**Task directions**
From the entries that follow, gather each line holding the word "screenshot".

**Dataset records**
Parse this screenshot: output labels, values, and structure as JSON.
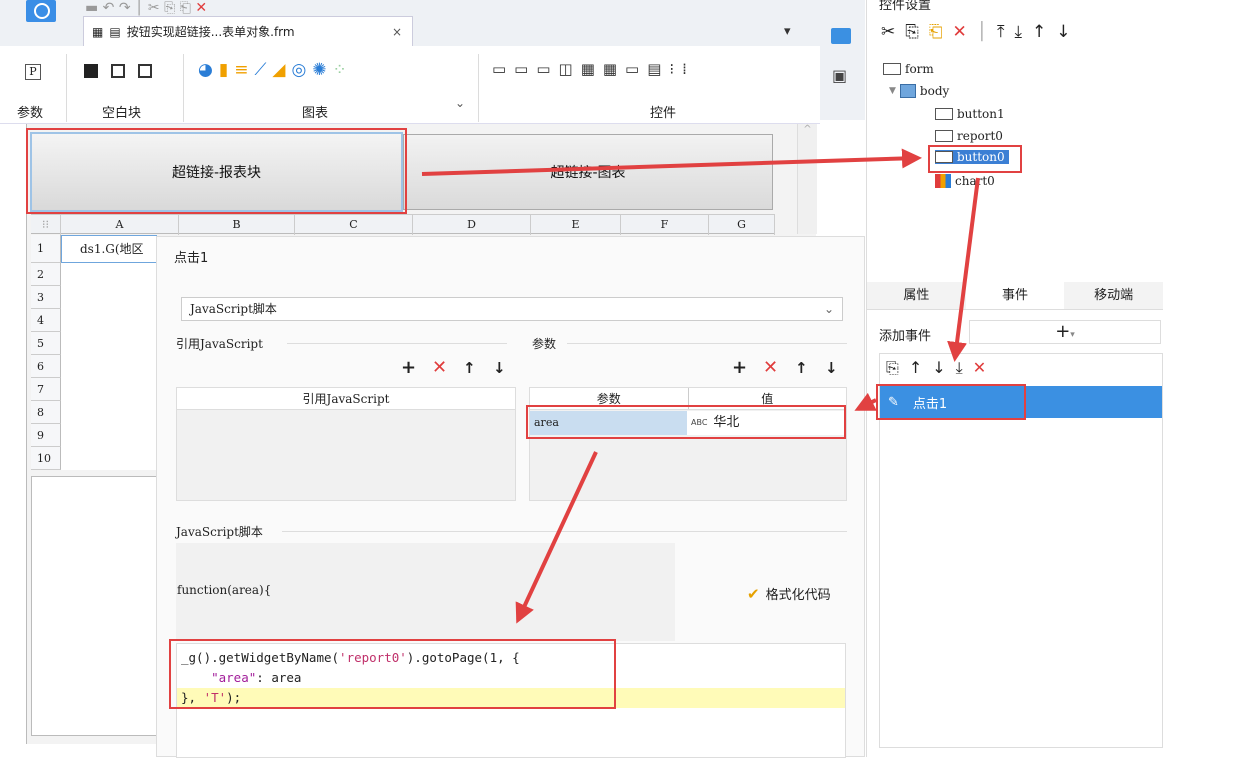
{
  "tab": {
    "label": "按钮实现超链接...表单对象.frm",
    "close": "×"
  },
  "ribbon": {
    "groups": [
      "参数",
      "空白块",
      "图表",
      "控件"
    ],
    "param_icon": "P"
  },
  "canvas": {
    "button_left": "超链接-报表块",
    "button_right": "超链接-图表"
  },
  "sheet": {
    "columns": [
      "A",
      "B",
      "C",
      "D",
      "E",
      "F",
      "G"
    ],
    "rows": [
      "1",
      "2",
      "3",
      "4",
      "5",
      "6",
      "7",
      "8",
      "9",
      "10"
    ],
    "cell_a1": "ds1.G(地区"
  },
  "dialog": {
    "title": "点击1",
    "type": "JavaScript脚本",
    "ref_section": "引用JavaScript",
    "param_section": "参数",
    "ref_table_header": "引用JavaScript",
    "param_headers": [
      "参数",
      "值"
    ],
    "param": {
      "name": "area",
      "type_icon": "ABC",
      "value": "华北"
    },
    "script_section": "JavaScript脚本",
    "func_signature": "function(area){",
    "format_button": "格式化代码",
    "code": {
      "l1a": "_g().getWidgetByName(",
      "l1b": "'report0'",
      "l1c": ").gotoPage(1, {",
      "l2a": "\"area\"",
      "l2b": ": area",
      "l3a": "}, ",
      "l3b": "'T'",
      "l3c": ");"
    }
  },
  "right_panel": {
    "title": "控件设置",
    "tree": {
      "form": "form",
      "body": "body",
      "button1": "button1",
      "report0": "report0",
      "button0": "button0",
      "chart0": "chart0"
    },
    "tabs": [
      "属性",
      "事件",
      "移动端"
    ],
    "add_event_label": "添加事件",
    "add_event_symbol": "+",
    "event_item": "点击1"
  },
  "colors": {
    "accent": "#3b90e2",
    "annotation": "#e14141",
    "highlight": "#fffbb8"
  }
}
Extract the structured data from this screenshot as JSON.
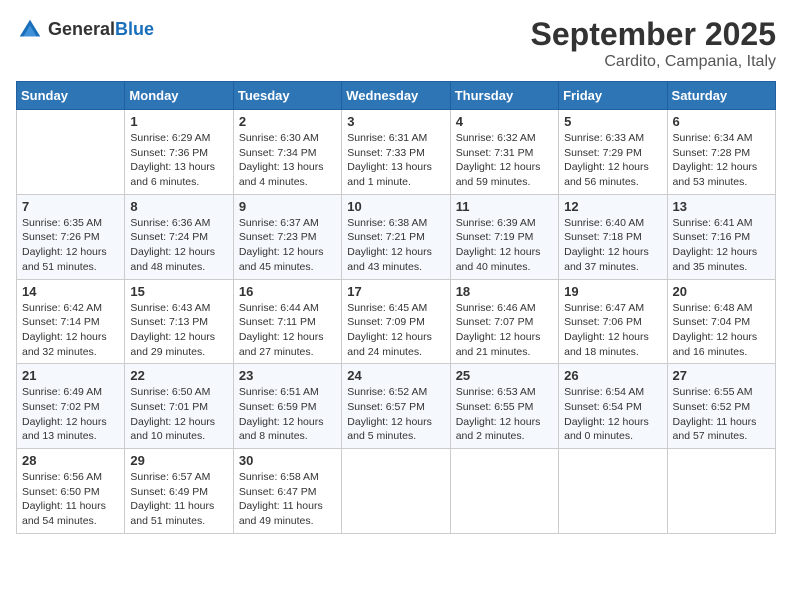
{
  "header": {
    "logo_general": "General",
    "logo_blue": "Blue",
    "month": "September 2025",
    "location": "Cardito, Campania, Italy"
  },
  "days_of_week": [
    "Sunday",
    "Monday",
    "Tuesday",
    "Wednesday",
    "Thursday",
    "Friday",
    "Saturday"
  ],
  "weeks": [
    [
      {
        "day": "",
        "sunrise": "",
        "sunset": "",
        "daylight": ""
      },
      {
        "day": "1",
        "sunrise": "Sunrise: 6:29 AM",
        "sunset": "Sunset: 7:36 PM",
        "daylight": "Daylight: 13 hours and 6 minutes."
      },
      {
        "day": "2",
        "sunrise": "Sunrise: 6:30 AM",
        "sunset": "Sunset: 7:34 PM",
        "daylight": "Daylight: 13 hours and 4 minutes."
      },
      {
        "day": "3",
        "sunrise": "Sunrise: 6:31 AM",
        "sunset": "Sunset: 7:33 PM",
        "daylight": "Daylight: 13 hours and 1 minute."
      },
      {
        "day": "4",
        "sunrise": "Sunrise: 6:32 AM",
        "sunset": "Sunset: 7:31 PM",
        "daylight": "Daylight: 12 hours and 59 minutes."
      },
      {
        "day": "5",
        "sunrise": "Sunrise: 6:33 AM",
        "sunset": "Sunset: 7:29 PM",
        "daylight": "Daylight: 12 hours and 56 minutes."
      },
      {
        "day": "6",
        "sunrise": "Sunrise: 6:34 AM",
        "sunset": "Sunset: 7:28 PM",
        "daylight": "Daylight: 12 hours and 53 minutes."
      }
    ],
    [
      {
        "day": "7",
        "sunrise": "Sunrise: 6:35 AM",
        "sunset": "Sunset: 7:26 PM",
        "daylight": "Daylight: 12 hours and 51 minutes."
      },
      {
        "day": "8",
        "sunrise": "Sunrise: 6:36 AM",
        "sunset": "Sunset: 7:24 PM",
        "daylight": "Daylight: 12 hours and 48 minutes."
      },
      {
        "day": "9",
        "sunrise": "Sunrise: 6:37 AM",
        "sunset": "Sunset: 7:23 PM",
        "daylight": "Daylight: 12 hours and 45 minutes."
      },
      {
        "day": "10",
        "sunrise": "Sunrise: 6:38 AM",
        "sunset": "Sunset: 7:21 PM",
        "daylight": "Daylight: 12 hours and 43 minutes."
      },
      {
        "day": "11",
        "sunrise": "Sunrise: 6:39 AM",
        "sunset": "Sunset: 7:19 PM",
        "daylight": "Daylight: 12 hours and 40 minutes."
      },
      {
        "day": "12",
        "sunrise": "Sunrise: 6:40 AM",
        "sunset": "Sunset: 7:18 PM",
        "daylight": "Daylight: 12 hours and 37 minutes."
      },
      {
        "day": "13",
        "sunrise": "Sunrise: 6:41 AM",
        "sunset": "Sunset: 7:16 PM",
        "daylight": "Daylight: 12 hours and 35 minutes."
      }
    ],
    [
      {
        "day": "14",
        "sunrise": "Sunrise: 6:42 AM",
        "sunset": "Sunset: 7:14 PM",
        "daylight": "Daylight: 12 hours and 32 minutes."
      },
      {
        "day": "15",
        "sunrise": "Sunrise: 6:43 AM",
        "sunset": "Sunset: 7:13 PM",
        "daylight": "Daylight: 12 hours and 29 minutes."
      },
      {
        "day": "16",
        "sunrise": "Sunrise: 6:44 AM",
        "sunset": "Sunset: 7:11 PM",
        "daylight": "Daylight: 12 hours and 27 minutes."
      },
      {
        "day": "17",
        "sunrise": "Sunrise: 6:45 AM",
        "sunset": "Sunset: 7:09 PM",
        "daylight": "Daylight: 12 hours and 24 minutes."
      },
      {
        "day": "18",
        "sunrise": "Sunrise: 6:46 AM",
        "sunset": "Sunset: 7:07 PM",
        "daylight": "Daylight: 12 hours and 21 minutes."
      },
      {
        "day": "19",
        "sunrise": "Sunrise: 6:47 AM",
        "sunset": "Sunset: 7:06 PM",
        "daylight": "Daylight: 12 hours and 18 minutes."
      },
      {
        "day": "20",
        "sunrise": "Sunrise: 6:48 AM",
        "sunset": "Sunset: 7:04 PM",
        "daylight": "Daylight: 12 hours and 16 minutes."
      }
    ],
    [
      {
        "day": "21",
        "sunrise": "Sunrise: 6:49 AM",
        "sunset": "Sunset: 7:02 PM",
        "daylight": "Daylight: 12 hours and 13 minutes."
      },
      {
        "day": "22",
        "sunrise": "Sunrise: 6:50 AM",
        "sunset": "Sunset: 7:01 PM",
        "daylight": "Daylight: 12 hours and 10 minutes."
      },
      {
        "day": "23",
        "sunrise": "Sunrise: 6:51 AM",
        "sunset": "Sunset: 6:59 PM",
        "daylight": "Daylight: 12 hours and 8 minutes."
      },
      {
        "day": "24",
        "sunrise": "Sunrise: 6:52 AM",
        "sunset": "Sunset: 6:57 PM",
        "daylight": "Daylight: 12 hours and 5 minutes."
      },
      {
        "day": "25",
        "sunrise": "Sunrise: 6:53 AM",
        "sunset": "Sunset: 6:55 PM",
        "daylight": "Daylight: 12 hours and 2 minutes."
      },
      {
        "day": "26",
        "sunrise": "Sunrise: 6:54 AM",
        "sunset": "Sunset: 6:54 PM",
        "daylight": "Daylight: 12 hours and 0 minutes."
      },
      {
        "day": "27",
        "sunrise": "Sunrise: 6:55 AM",
        "sunset": "Sunset: 6:52 PM",
        "daylight": "Daylight: 11 hours and 57 minutes."
      }
    ],
    [
      {
        "day": "28",
        "sunrise": "Sunrise: 6:56 AM",
        "sunset": "Sunset: 6:50 PM",
        "daylight": "Daylight: 11 hours and 54 minutes."
      },
      {
        "day": "29",
        "sunrise": "Sunrise: 6:57 AM",
        "sunset": "Sunset: 6:49 PM",
        "daylight": "Daylight: 11 hours and 51 minutes."
      },
      {
        "day": "30",
        "sunrise": "Sunrise: 6:58 AM",
        "sunset": "Sunset: 6:47 PM",
        "daylight": "Daylight: 11 hours and 49 minutes."
      },
      {
        "day": "",
        "sunrise": "",
        "sunset": "",
        "daylight": ""
      },
      {
        "day": "",
        "sunrise": "",
        "sunset": "",
        "daylight": ""
      },
      {
        "day": "",
        "sunrise": "",
        "sunset": "",
        "daylight": ""
      },
      {
        "day": "",
        "sunrise": "",
        "sunset": "",
        "daylight": ""
      }
    ]
  ]
}
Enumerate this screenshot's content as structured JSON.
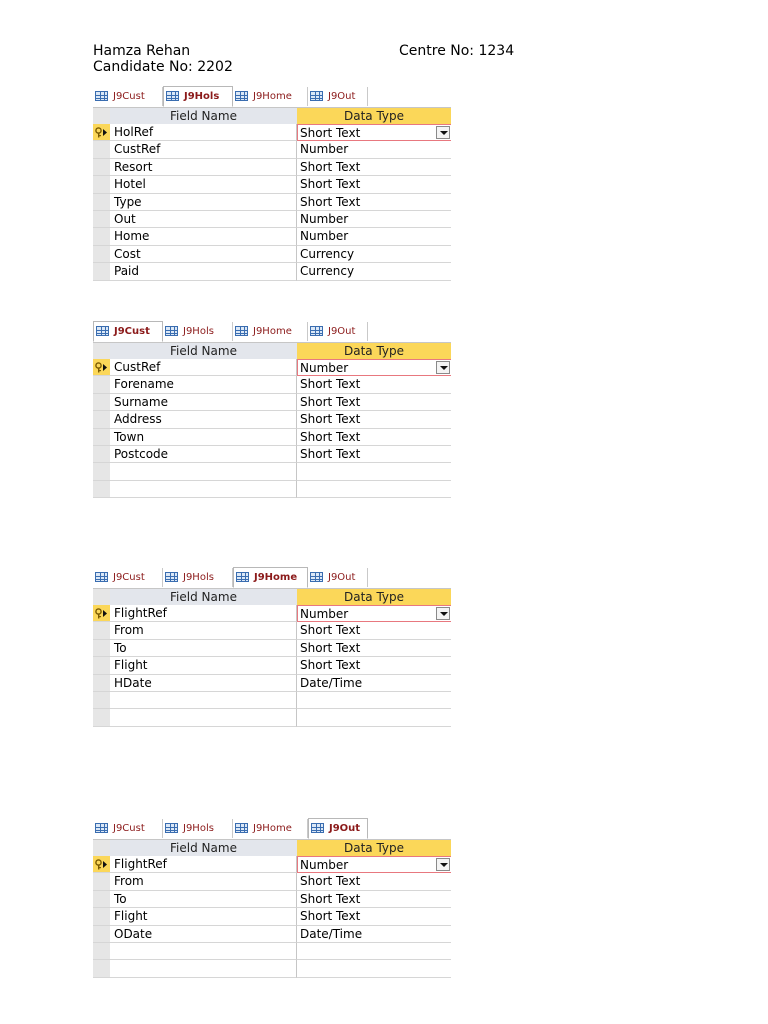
{
  "header": {
    "name": "Hamza Rehan",
    "centre": "Centre No: 1234",
    "candidate": "Candidate No: 2202"
  },
  "tab_labels": [
    "J9Cust",
    "J9Hols",
    "J9Home",
    "J9Out"
  ],
  "column_headers": {
    "field_name": "Field Name",
    "data_type": "Data Type"
  },
  "tables": [
    {
      "active_tab": "J9Hols",
      "rows": [
        {
          "field": "HolRef",
          "type": "Short Text"
        },
        {
          "field": "CustRef",
          "type": "Number"
        },
        {
          "field": "Resort",
          "type": "Short Text"
        },
        {
          "field": "Hotel",
          "type": "Short Text"
        },
        {
          "field": "Type",
          "type": "Short Text"
        },
        {
          "field": "Out",
          "type": "Number"
        },
        {
          "field": "Home",
          "type": "Number"
        },
        {
          "field": "Cost",
          "type": "Currency"
        },
        {
          "field": "Paid",
          "type": "Currency"
        }
      ]
    },
    {
      "active_tab": "J9Cust",
      "rows": [
        {
          "field": "CustRef",
          "type": "Number"
        },
        {
          "field": "Forename",
          "type": "Short Text"
        },
        {
          "field": "Surname",
          "type": "Short Text"
        },
        {
          "field": "Address",
          "type": "Short Text"
        },
        {
          "field": "Town",
          "type": "Short Text"
        },
        {
          "field": "Postcode",
          "type": "Short Text"
        },
        {
          "field": "",
          "type": ""
        },
        {
          "field": "",
          "type": ""
        }
      ]
    },
    {
      "active_tab": "J9Home",
      "rows": [
        {
          "field": "FlightRef",
          "type": "Number"
        },
        {
          "field": "From",
          "type": "Short Text"
        },
        {
          "field": "To",
          "type": "Short Text"
        },
        {
          "field": "Flight",
          "type": "Short Text"
        },
        {
          "field": "HDate",
          "type": "Date/Time"
        },
        {
          "field": "",
          "type": ""
        },
        {
          "field": "",
          "type": ""
        }
      ]
    },
    {
      "active_tab": "J9Out",
      "rows": [
        {
          "field": "FlightRef",
          "type": "Number"
        },
        {
          "field": "From",
          "type": "Short Text"
        },
        {
          "field": "To",
          "type": "Short Text"
        },
        {
          "field": "Flight",
          "type": "Short Text"
        },
        {
          "field": "ODate",
          "type": "Date/Time"
        },
        {
          "field": "",
          "type": ""
        },
        {
          "field": "",
          "type": ""
        }
      ]
    }
  ],
  "icons": {
    "table_icon": "table-icon",
    "primary_key_icon": "primary-key-icon",
    "dropdown_icon": "dropdown-arrow-icon"
  }
}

**Output of the exercise**
Parse this screenshot: output labels, values, and structure as JSON.
Extract the structured data from this screenshot as JSON.
Enumerate this screenshot's content as structured JSON.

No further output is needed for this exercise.